#### Objective
Every line of the records must be repeated exactly; pictures stay out.

=== Records provided ===

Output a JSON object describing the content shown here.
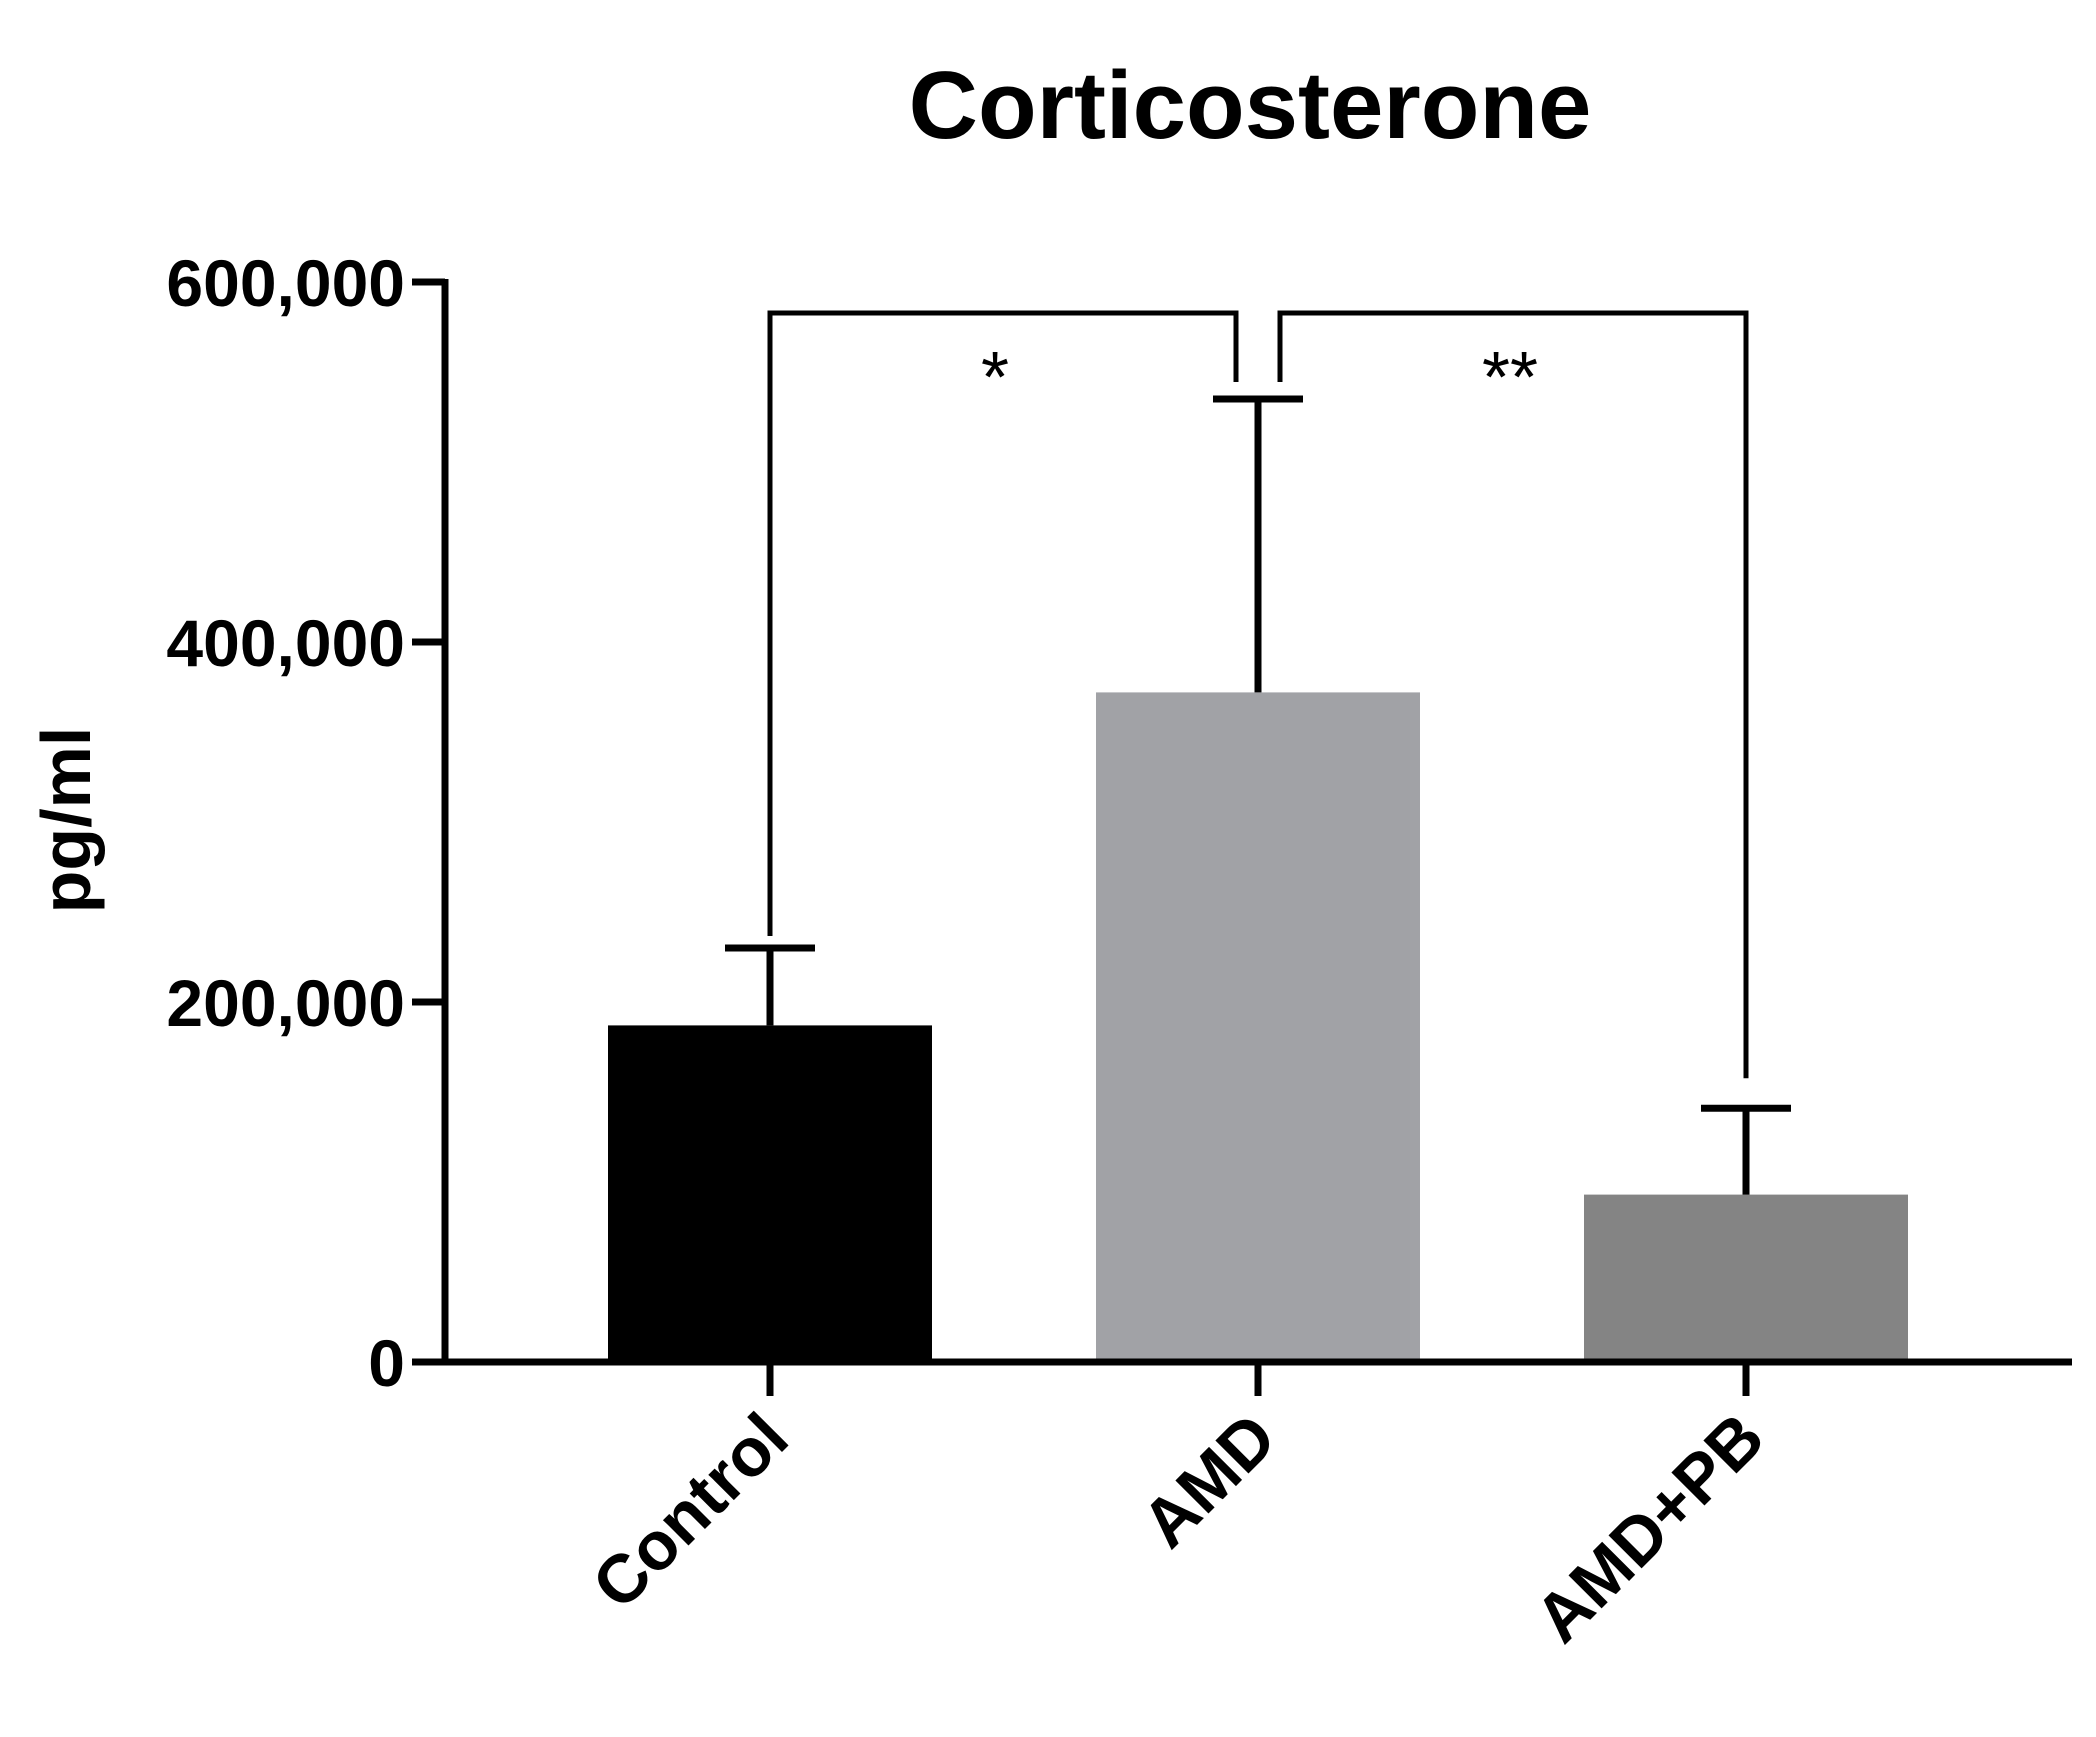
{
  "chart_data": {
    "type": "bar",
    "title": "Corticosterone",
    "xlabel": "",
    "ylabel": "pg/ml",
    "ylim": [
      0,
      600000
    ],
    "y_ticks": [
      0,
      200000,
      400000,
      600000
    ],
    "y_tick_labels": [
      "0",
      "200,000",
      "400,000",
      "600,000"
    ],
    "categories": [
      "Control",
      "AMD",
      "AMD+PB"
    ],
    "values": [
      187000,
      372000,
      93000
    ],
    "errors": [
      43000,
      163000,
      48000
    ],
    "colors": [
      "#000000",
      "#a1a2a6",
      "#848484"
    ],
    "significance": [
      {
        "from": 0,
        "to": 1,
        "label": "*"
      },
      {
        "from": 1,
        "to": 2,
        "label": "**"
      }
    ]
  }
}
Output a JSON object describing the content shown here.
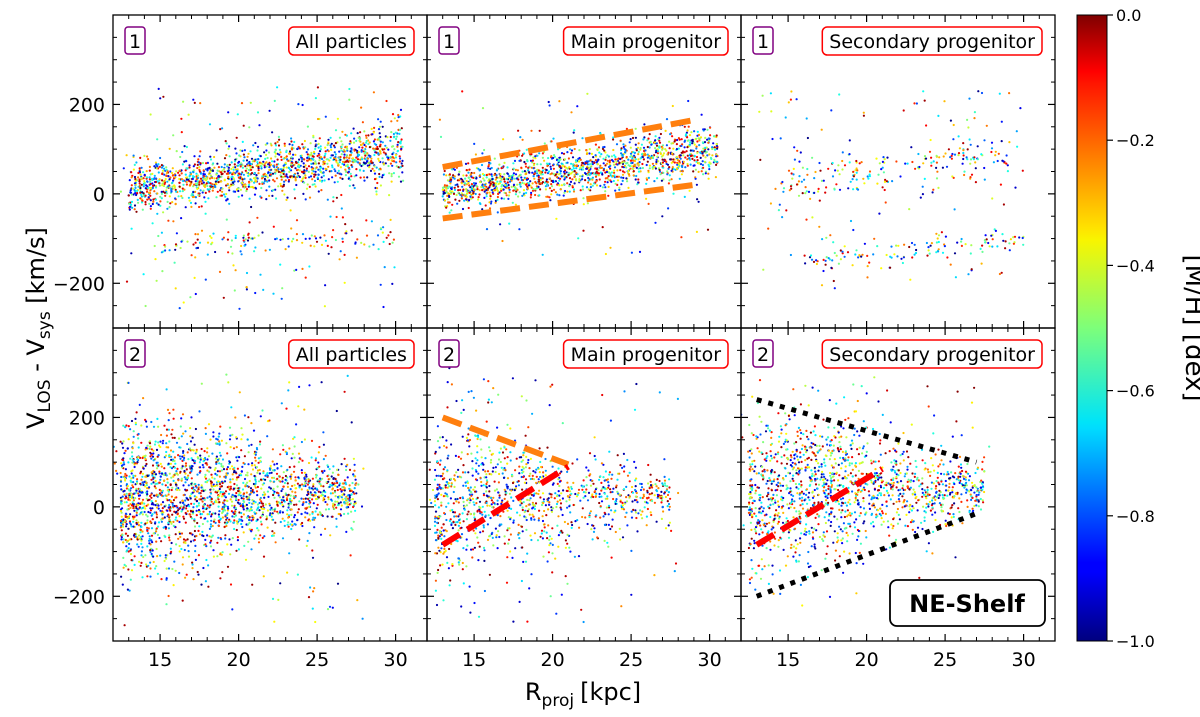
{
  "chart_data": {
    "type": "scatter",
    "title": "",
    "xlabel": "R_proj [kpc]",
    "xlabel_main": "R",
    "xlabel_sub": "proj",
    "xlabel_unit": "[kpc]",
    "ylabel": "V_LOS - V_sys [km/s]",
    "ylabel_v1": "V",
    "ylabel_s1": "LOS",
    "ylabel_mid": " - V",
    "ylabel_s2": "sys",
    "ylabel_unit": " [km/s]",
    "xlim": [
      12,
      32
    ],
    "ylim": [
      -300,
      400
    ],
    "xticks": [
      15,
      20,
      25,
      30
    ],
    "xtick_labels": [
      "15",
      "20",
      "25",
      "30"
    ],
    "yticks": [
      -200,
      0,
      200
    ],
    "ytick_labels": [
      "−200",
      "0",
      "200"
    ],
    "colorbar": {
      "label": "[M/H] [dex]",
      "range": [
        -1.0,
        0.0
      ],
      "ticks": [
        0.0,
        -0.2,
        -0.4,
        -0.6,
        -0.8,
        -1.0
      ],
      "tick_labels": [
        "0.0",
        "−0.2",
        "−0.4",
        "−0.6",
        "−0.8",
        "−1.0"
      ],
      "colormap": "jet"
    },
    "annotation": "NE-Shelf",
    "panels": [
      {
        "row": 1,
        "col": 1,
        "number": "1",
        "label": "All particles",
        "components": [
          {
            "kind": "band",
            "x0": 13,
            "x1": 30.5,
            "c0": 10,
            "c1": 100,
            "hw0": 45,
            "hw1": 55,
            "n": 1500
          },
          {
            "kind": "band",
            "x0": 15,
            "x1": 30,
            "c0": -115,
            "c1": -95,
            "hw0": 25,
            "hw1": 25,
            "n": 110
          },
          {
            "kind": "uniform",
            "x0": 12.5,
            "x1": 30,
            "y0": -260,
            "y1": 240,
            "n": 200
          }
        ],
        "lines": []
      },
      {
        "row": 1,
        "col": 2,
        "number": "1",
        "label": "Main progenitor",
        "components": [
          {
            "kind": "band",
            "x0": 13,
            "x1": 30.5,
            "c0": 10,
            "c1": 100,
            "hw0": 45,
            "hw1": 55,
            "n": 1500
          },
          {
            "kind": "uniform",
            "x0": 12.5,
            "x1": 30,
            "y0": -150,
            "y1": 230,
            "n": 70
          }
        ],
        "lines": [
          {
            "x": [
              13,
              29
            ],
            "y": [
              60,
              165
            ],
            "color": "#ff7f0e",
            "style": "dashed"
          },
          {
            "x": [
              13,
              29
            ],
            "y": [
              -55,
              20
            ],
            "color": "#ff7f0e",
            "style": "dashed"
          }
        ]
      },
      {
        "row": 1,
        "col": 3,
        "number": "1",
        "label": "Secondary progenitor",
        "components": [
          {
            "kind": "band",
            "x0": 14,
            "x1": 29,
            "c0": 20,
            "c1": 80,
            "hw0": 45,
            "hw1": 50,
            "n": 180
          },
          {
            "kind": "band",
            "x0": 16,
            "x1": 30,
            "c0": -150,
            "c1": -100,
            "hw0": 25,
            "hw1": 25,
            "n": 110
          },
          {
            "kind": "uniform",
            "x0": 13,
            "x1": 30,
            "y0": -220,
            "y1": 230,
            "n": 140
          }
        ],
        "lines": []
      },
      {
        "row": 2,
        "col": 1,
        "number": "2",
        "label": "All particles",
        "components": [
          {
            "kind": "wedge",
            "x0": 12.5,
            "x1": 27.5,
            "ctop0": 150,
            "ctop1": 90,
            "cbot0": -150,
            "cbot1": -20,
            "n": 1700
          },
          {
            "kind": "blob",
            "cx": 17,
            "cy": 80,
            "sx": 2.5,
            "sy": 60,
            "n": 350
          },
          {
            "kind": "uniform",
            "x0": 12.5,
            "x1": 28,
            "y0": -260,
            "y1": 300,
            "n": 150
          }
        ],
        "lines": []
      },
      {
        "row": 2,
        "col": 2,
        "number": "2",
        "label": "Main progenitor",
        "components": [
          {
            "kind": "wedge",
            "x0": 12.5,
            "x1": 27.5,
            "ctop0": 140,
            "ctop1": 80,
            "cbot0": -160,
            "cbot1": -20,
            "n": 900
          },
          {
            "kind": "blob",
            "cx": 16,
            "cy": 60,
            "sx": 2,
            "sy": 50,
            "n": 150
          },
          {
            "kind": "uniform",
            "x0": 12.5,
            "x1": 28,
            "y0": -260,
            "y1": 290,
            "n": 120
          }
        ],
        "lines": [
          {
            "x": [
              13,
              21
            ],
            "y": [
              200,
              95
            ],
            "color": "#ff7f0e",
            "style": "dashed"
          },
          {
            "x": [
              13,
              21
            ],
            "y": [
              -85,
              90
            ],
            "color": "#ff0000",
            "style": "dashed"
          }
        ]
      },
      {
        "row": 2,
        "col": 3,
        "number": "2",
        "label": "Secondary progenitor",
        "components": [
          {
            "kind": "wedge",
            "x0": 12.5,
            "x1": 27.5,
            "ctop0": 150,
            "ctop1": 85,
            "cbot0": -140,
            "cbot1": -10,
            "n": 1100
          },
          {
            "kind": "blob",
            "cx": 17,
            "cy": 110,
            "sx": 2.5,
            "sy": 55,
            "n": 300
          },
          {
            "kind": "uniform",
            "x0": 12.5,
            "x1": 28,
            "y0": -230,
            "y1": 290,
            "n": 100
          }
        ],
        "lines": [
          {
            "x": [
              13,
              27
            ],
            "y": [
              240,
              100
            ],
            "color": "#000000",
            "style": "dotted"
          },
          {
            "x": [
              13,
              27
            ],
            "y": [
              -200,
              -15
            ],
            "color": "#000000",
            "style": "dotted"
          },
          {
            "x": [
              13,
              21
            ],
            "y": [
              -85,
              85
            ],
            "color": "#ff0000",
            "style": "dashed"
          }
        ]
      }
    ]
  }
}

===

#### Answer for the task
Output a JSON object describing the content shown here.
{
  "chart_data": {
    "type": "bar",
    "title": "Corticosterone",
    "xlabel": "",
    "ylabel": "pg/ml",
    "ylim": [
      0,
      600000
    ],
    "y_ticks": [
      0,
      200000,
      400000,
      600000
    ],
    "y_tick_labels": [
      "0",
      "200,000",
      "400,000",
      "600,000"
    ],
    "categories": [
      "Control",
      "AMD",
      "AMD+PB"
    ],
    "values": [
      187000,
      372000,
      93000
    ],
    "errors": [
      43000,
      163000,
      48000
    ],
    "colors": [
      "#000000",
      "#a1a2a6",
      "#848484"
    ],
    "significance": [
      {
        "from": 0,
        "to": 1,
        "label": "*"
      },
      {
        "from": 1,
        "to": 2,
        "label": "**"
      }
    ]
  }
}
Output a JSON object describing the content shown here.
{
  "chart_data": {
    "type": "scatter",
    "title": "",
    "xlabel": "R_proj [kpc]",
    "xlabel_main": "R",
    "xlabel_sub": "proj",
    "xlabel_unit": "[kpc]",
    "ylabel": "V_LOS - V_sys [km/s]",
    "ylabel_v1": "V",
    "ylabel_s1": "LOS",
    "ylabel_mid": " - V",
    "ylabel_s2": "sys",
    "ylabel_unit": " [km/s]",
    "xlim": [
      12,
      32
    ],
    "ylim": [
      -300,
      400
    ],
    "xticks": [
      15,
      20,
      25,
      30
    ],
    "xtick_labels": [
      "15",
      "20",
      "25",
      "30"
    ],
    "yticks": [
      -200,
      0,
      200
    ],
    "ytick_labels": [
      "−200",
      "0",
      "200"
    ],
    "colorbar": {
      "label": "[M/H] [dex]",
      "range": [
        -1.0,
        0.0
      ],
      "ticks": [
        0.0,
        -0.2,
        -0.4,
        -0.6,
        -0.8,
        -1.0
      ],
      "tick_labels": [
        "0.0",
        "−0.2",
        "−0.4",
        "−0.6",
        "−0.8",
        "−1.0"
      ],
      "colormap": "jet"
    },
    "annotation": "NE-Shelf",
    "panels": [
      {
        "row": 1,
        "col": 1,
        "number": "1",
        "label": "All particles",
        "components": [
          {
            "kind": "band",
            "x0": 13,
            "x1": 30.5,
            "c0": 10,
            "c1": 100,
            "hw0": 45,
            "hw1": 55,
            "n": 1500
          },
          {
            "kind": "band",
            "x0": 15,
            "x1": 30,
            "c0": -115,
            "c1": -95,
            "hw0": 25,
            "hw1": 25,
            "n": 110
          },
          {
            "kind": "uniform",
            "x0": 12.5,
            "x1": 30,
            "y0": -260,
            "y1": 240,
            "n": 200
          }
        ],
        "lines": []
      },
      {
        "row": 1,
        "col": 2,
        "number": "1",
        "label": "Main progenitor",
        "components": [
          {
            "kind": "band",
            "x0": 13,
            "x1": 30.5,
            "c0": 10,
            "c1": 100,
            "hw0": 45,
            "hw1": 55,
            "n": 1500
          },
          {
            "kind": "uniform",
            "x0": 12.5,
            "x1": 30,
            "y0": -150,
            "y1": 230,
            "n": 70
          }
        ],
        "lines": [
          {
            "x": [
              13,
              29
            ],
            "y": [
              60,
              165
            ],
            "color": "#ff7f0e",
            "style": "dashed"
          },
          {
            "x": [
              13,
              29
            ],
            "y": [
              -55,
              20
            ],
            "color": "#ff7f0e",
            "style": "dashed"
          }
        ]
      },
      {
        "row": 1,
        "col": 3,
        "number": "1",
        "label": "Secondary progenitor",
        "components": [
          {
            "kind": "band",
            "x0": 14,
            "x1": 29,
            "c0": 20,
            "c1": 80,
            "hw0": 45,
            "hw1": 50,
            "n": 180
          },
          {
            "kind": "band",
            "x0": 16,
            "x1": 30,
            "c0": -150,
            "c1": -100,
            "hw0": 25,
            "hw1": 25,
            "n": 110
          },
          {
            "kind": "uniform",
            "x0": 13,
            "x1": 30,
            "y0": -220,
            "y1": 230,
            "n": 140
          }
        ],
        "lines": []
      },
      {
        "row": 2,
        "col": 1,
        "number": "2",
        "label": "All particles",
        "components": [
          {
            "kind": "wedge",
            "x0": 12.5,
            "x1": 27.5,
            "ctop0": 150,
            "ctop1": 90,
            "cbot0": -150,
            "cbot1": -20,
            "n": 1700
          },
          {
            "kind": "blob",
            "cx": 17,
            "cy": 80,
            "sx": 2.5,
            "sy": 60,
            "n": 350
          },
          {
            "kind": "uniform",
            "x0": 12.5,
            "x1": 28,
            "y0": -260,
            "y1": 300,
            "n": 150
          }
        ],
        "lines": []
      },
      {
        "row": 2,
        "col": 2,
        "number": "2",
        "label": "Main progenitor",
        "components": [
          {
            "kind": "wedge",
            "x0": 12.5,
            "x1": 27.5,
            "ctop0": 140,
            "ctop1": 80,
            "cbot0": -160,
            "cbot1": -20,
            "n": 900
          },
          {
            "kind": "blob",
            "cx": 16,
            "cy": 60,
            "sx": 2,
            "sy": 50,
            "n": 150
          },
          {
            "kind": "uniform",
            "x0": 12.5,
            "x1": 28,
            "y0": -260,
            "y1": 290,
            "n": 120
          }
        ],
        "lines": [
          {
            "x": [
              13,
              21
            ],
            "y": [
              200,
              95
            ],
            "color": "#ff7f0e",
            "style": "dashed"
          },
          {
            "x": [
              13,
              21
            ],
            "y": [
              -85,
              90
            ],
            "color": "#ff0000",
            "style": "dashed"
          }
        ]
      },
      {
        "row": 2,
        "col": 3,
        "number": "2",
        "label": "Secondary progenitor",
        "components": [
          {
            "kind": "wedge",
            "x0": 12.5,
            "x1": 27.5,
            "ctop0": 150,
            "ctop1": 85,
            "cbot0": -140,
            "cbot1": -10,
            "n": 1100
          },
          {
            "kind": "blob",
            "cx": 17,
            "cy": 110,
            "sx": 2.5,
            "sy": 55,
            "n": 300
          },
          {
            "kind": "uniform",
            "x0": 12.5,
            "x1": 28,
            "y0": -230,
            "y1": 290,
            "n": 100
          }
        ],
        "lines": [
          {
            "x": [
              13,
              27
            ],
            "y": [
              240,
              100
            ],
            "color": "#000000",
            "style": "dotted"
          },
          {
            "x": [
              13,
              27
            ],
            "y": [
              -200,
              -15
            ],
            "color": "#000000",
            "style": "dotted"
          },
          {
            "x": [
              13,
              21
            ],
            "y": [
              -85,
              85
            ],
            "color": "#ff0000",
            "style": "dashed"
          }
        ]
      }
    ]
  }
}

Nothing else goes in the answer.